### BRIEF
Set down the full listing exactly as given. Any pictures are to be left out.

### DATA SECTION
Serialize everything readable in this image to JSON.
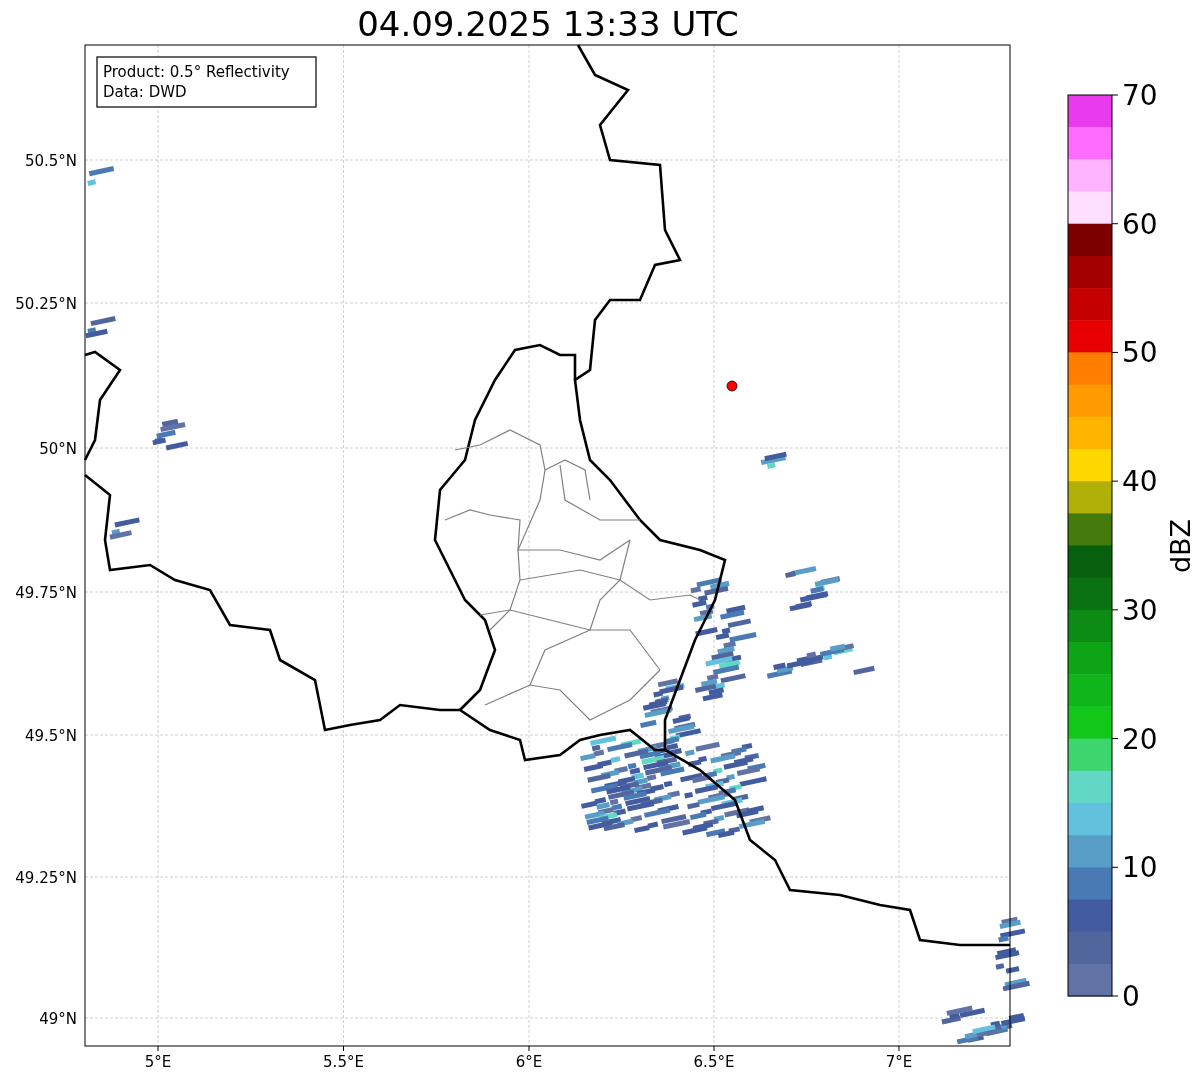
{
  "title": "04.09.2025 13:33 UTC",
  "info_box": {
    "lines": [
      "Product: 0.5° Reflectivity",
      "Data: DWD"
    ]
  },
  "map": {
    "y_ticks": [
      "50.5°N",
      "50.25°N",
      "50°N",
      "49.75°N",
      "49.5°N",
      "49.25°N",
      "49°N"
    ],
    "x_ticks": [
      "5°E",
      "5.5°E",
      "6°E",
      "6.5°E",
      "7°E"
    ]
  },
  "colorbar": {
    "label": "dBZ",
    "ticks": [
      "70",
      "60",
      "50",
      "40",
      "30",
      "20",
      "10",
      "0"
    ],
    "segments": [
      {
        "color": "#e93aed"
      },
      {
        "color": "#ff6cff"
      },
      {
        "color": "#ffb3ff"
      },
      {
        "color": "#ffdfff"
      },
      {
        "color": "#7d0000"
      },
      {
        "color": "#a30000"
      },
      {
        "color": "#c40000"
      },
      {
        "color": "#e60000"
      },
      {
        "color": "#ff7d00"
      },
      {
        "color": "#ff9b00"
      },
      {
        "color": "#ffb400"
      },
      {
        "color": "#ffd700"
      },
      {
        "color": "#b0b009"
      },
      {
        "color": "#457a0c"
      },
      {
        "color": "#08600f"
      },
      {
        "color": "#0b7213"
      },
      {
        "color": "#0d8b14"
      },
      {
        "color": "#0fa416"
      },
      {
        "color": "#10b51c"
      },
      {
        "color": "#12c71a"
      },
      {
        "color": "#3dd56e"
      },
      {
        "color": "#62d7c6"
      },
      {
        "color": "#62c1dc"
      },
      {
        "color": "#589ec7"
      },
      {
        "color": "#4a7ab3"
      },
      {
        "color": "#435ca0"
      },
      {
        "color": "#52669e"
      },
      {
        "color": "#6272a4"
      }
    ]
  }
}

### COMPLETE OUTPUT
Serialize everything readable in this image to JSON.
{
  "title": "04.09.2025 13:33 UTC",
  "info_box": {
    "lines": [
      "Product: 0.5° Reflectivity",
      "Data: DWD"
    ]
  },
  "map": {
    "y_ticks": [
      "50.5°N",
      "50.25°N",
      "50°N",
      "49.75°N",
      "49.5°N",
      "49.25°N",
      "49°N"
    ],
    "x_ticks": [
      "5°E",
      "5.5°E",
      "6°E",
      "6.5°E",
      "7°E"
    ]
  },
  "colorbar": {
    "label": "dBZ",
    "ticks": [
      "70",
      "60",
      "50",
      "40",
      "30",
      "20",
      "10",
      "0"
    ],
    "segments": [
      {
        "color": "#e93aed"
      },
      {
        "color": "#ff6cff"
      },
      {
        "color": "#ffb3ff"
      },
      {
        "color": "#ffdfff"
      },
      {
        "color": "#7d0000"
      },
      {
        "color": "#a30000"
      },
      {
        "color": "#c40000"
      },
      {
        "color": "#e60000"
      },
      {
        "color": "#ff7d00"
      },
      {
        "color": "#ff9b00"
      },
      {
        "color": "#ffb400"
      },
      {
        "color": "#ffd700"
      },
      {
        "color": "#b0b009"
      },
      {
        "color": "#457a0c"
      },
      {
        "color": "#08600f"
      },
      {
        "color": "#0b7213"
      },
      {
        "color": "#0d8b14"
      },
      {
        "color": "#0fa416"
      },
      {
        "color": "#10b51c"
      },
      {
        "color": "#12c71a"
      },
      {
        "color": "#3dd56e"
      },
      {
        "color": "#62d7c6"
      },
      {
        "color": "#62c1dc"
      },
      {
        "color": "#589ec7"
      },
      {
        "color": "#4a7ab3"
      },
      {
        "color": "#435ca0"
      },
      {
        "color": "#52669e"
      },
      {
        "color": "#6272a4"
      }
    ]
  }
}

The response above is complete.